# What to do:
Select every line containing the word "disorder" from the material, and copy those lines.

# Records to use:
━━━━━━━━
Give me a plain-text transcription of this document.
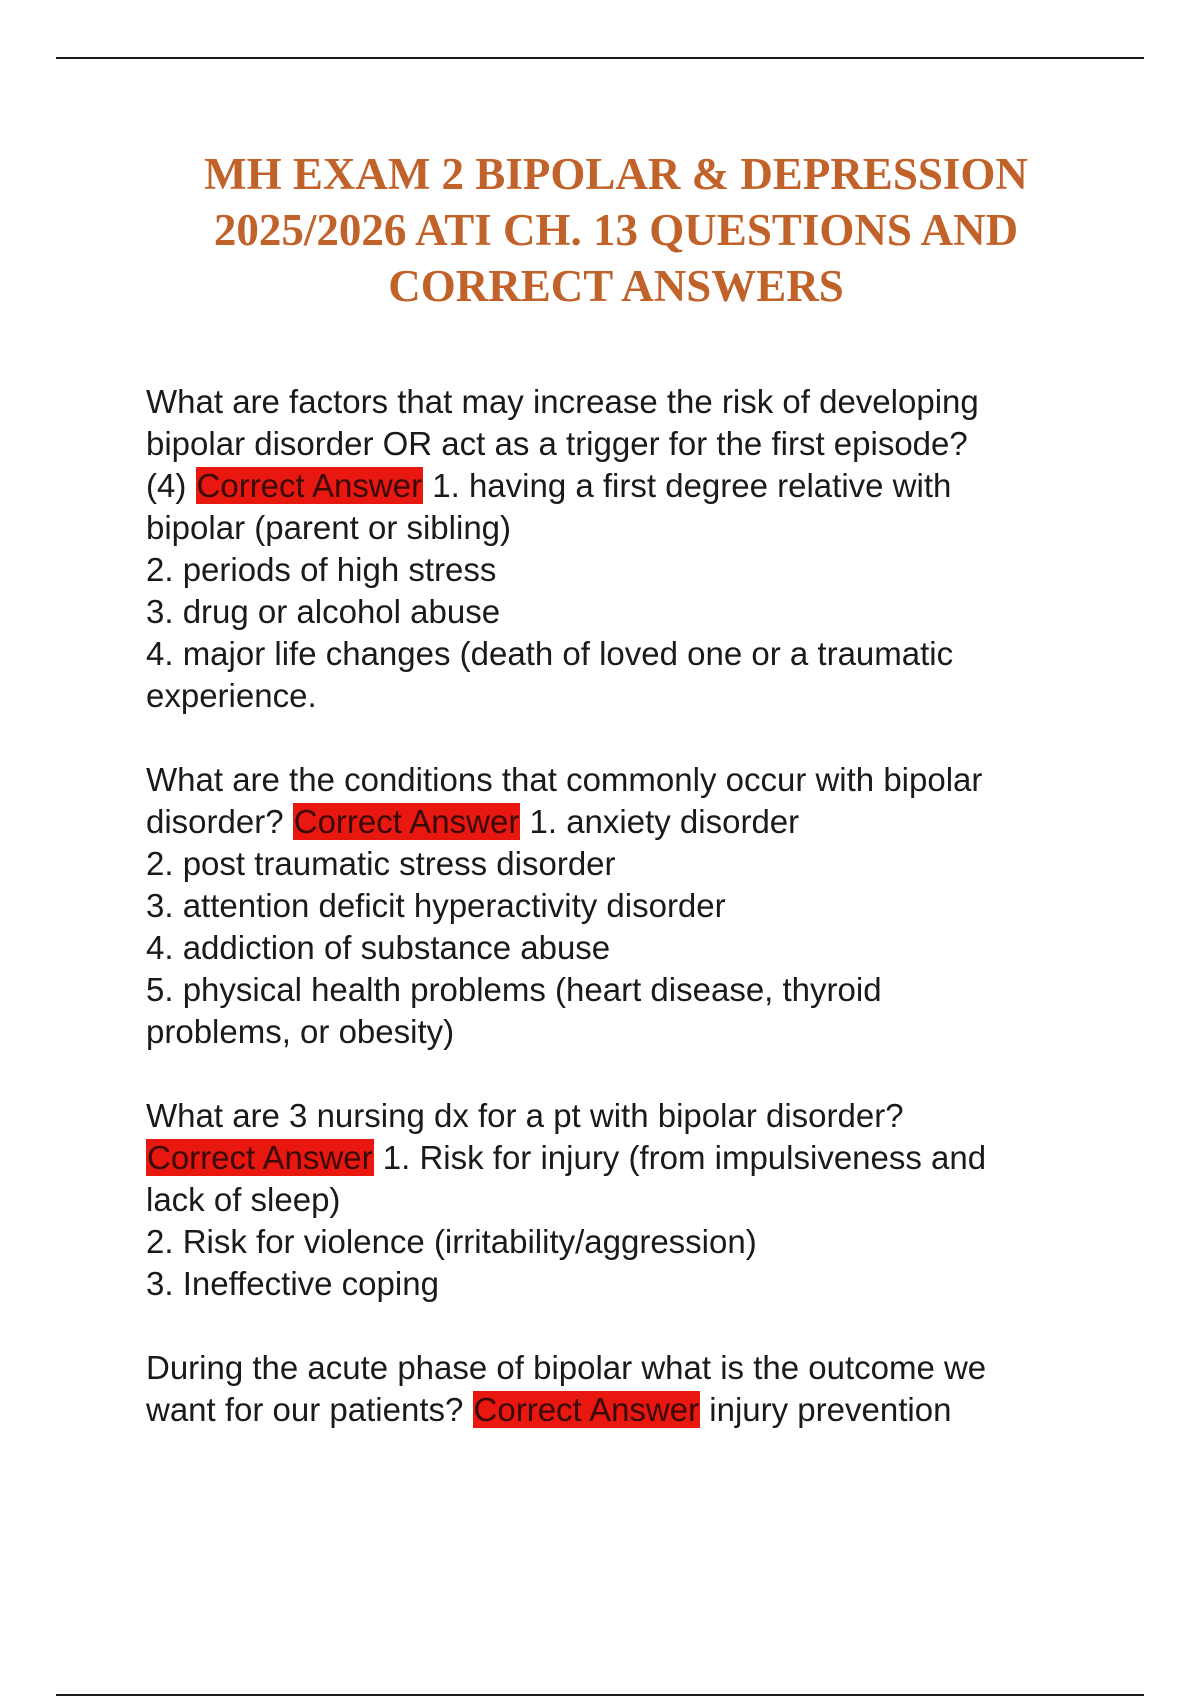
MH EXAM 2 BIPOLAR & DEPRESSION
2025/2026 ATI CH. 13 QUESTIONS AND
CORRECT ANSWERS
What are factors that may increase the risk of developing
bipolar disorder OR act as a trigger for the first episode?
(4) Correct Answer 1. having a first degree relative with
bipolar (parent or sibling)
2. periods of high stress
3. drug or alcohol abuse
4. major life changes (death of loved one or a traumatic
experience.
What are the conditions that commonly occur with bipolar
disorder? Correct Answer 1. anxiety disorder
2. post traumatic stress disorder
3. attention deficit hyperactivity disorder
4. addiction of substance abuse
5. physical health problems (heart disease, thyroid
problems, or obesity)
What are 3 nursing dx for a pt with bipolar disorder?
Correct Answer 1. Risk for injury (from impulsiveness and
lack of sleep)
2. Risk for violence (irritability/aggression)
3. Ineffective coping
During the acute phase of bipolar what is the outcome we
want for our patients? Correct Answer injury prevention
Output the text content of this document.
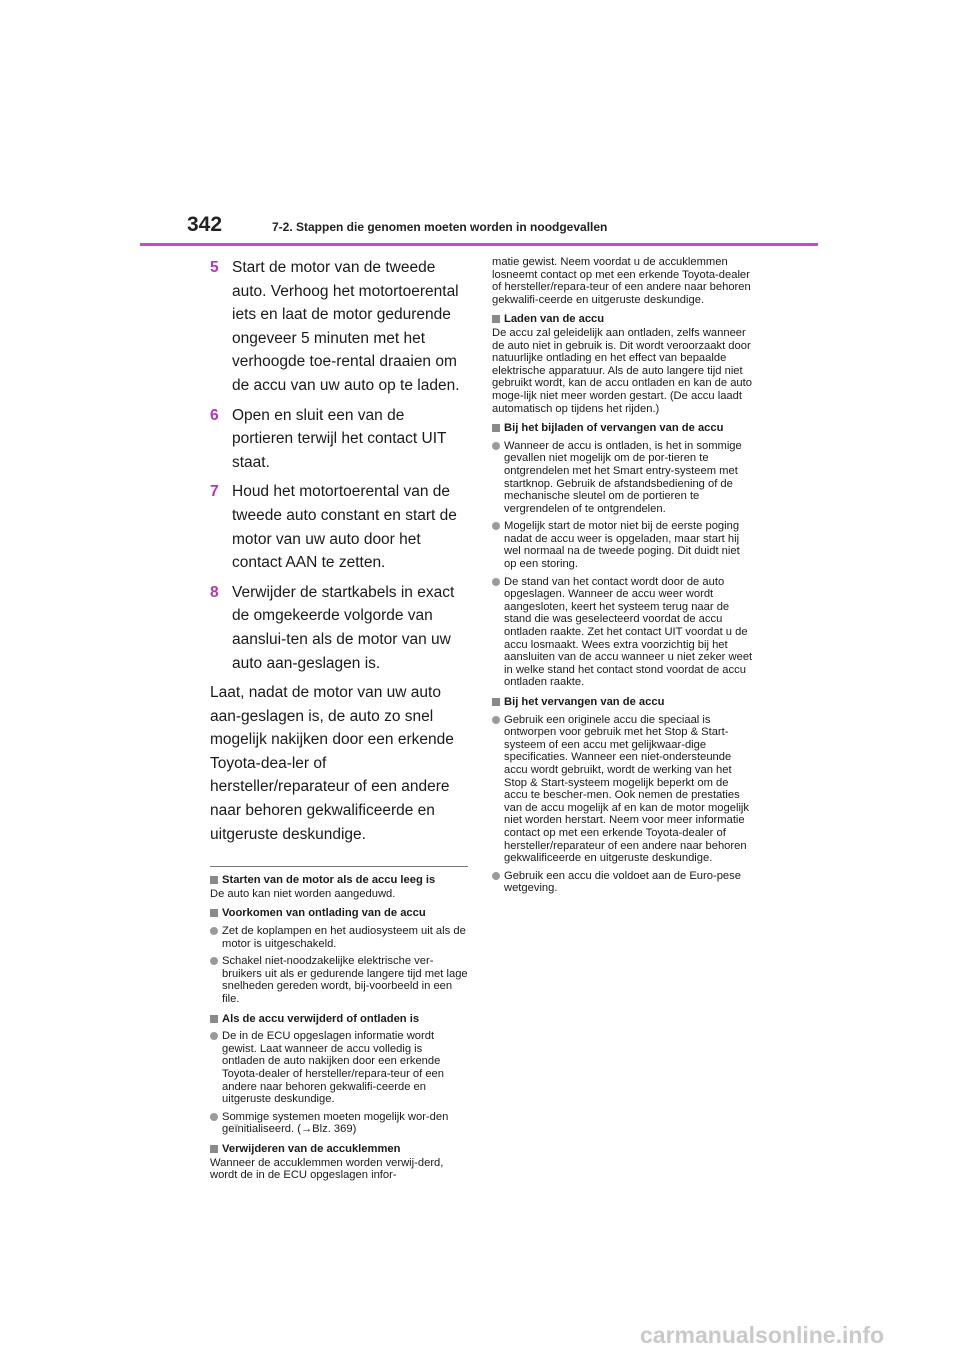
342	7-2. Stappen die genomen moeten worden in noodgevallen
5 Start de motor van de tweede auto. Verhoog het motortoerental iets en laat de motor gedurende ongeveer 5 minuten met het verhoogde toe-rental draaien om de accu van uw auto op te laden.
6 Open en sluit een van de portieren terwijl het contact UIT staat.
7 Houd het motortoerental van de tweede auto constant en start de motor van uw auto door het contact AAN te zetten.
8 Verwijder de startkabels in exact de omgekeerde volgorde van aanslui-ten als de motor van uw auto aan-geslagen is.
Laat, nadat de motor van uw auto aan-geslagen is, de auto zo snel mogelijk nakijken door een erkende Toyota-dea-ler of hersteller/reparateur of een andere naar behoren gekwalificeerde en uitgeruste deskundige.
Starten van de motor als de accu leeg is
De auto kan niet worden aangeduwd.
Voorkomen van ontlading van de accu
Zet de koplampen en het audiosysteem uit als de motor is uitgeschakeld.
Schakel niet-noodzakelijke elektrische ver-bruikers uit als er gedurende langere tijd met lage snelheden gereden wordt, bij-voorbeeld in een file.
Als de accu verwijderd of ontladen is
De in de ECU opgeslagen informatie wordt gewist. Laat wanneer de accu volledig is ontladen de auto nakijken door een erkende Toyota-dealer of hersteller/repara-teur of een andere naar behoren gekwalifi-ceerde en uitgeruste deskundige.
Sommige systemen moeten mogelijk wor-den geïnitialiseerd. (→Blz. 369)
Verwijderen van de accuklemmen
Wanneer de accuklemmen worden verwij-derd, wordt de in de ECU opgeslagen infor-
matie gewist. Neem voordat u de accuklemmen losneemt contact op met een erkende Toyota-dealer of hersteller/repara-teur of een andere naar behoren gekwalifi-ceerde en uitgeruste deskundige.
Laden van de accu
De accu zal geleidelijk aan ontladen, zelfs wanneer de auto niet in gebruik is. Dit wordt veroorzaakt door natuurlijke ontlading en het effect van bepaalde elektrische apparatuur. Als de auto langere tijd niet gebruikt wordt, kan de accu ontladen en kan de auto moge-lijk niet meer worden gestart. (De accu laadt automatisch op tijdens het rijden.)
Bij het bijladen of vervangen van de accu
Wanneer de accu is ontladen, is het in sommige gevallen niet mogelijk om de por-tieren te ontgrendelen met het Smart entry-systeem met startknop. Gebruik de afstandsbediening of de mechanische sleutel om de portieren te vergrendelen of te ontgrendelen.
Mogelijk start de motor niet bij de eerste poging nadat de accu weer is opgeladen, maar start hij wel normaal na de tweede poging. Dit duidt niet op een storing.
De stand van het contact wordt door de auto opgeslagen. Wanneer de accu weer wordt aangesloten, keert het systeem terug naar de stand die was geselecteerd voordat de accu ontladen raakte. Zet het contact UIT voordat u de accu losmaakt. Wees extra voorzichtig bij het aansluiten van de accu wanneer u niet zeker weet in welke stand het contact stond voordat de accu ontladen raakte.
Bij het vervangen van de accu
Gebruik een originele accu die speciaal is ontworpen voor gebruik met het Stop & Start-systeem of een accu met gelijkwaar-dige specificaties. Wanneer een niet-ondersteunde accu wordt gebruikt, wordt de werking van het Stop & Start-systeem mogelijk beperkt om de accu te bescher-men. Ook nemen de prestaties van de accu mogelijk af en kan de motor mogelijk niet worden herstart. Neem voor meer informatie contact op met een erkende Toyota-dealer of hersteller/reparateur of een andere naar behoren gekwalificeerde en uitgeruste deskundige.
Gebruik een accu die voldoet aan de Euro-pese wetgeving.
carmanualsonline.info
━━━━━━━━
# Output for this task:
bipolar disorder OR act as a trigger for the first episode?
disorder? Correct Answer 1. anxiety disorder
2. post traumatic stress disorder
3. attention deficit hyperactivity disorder
What are 3 nursing dx for a pt with bipolar disorder?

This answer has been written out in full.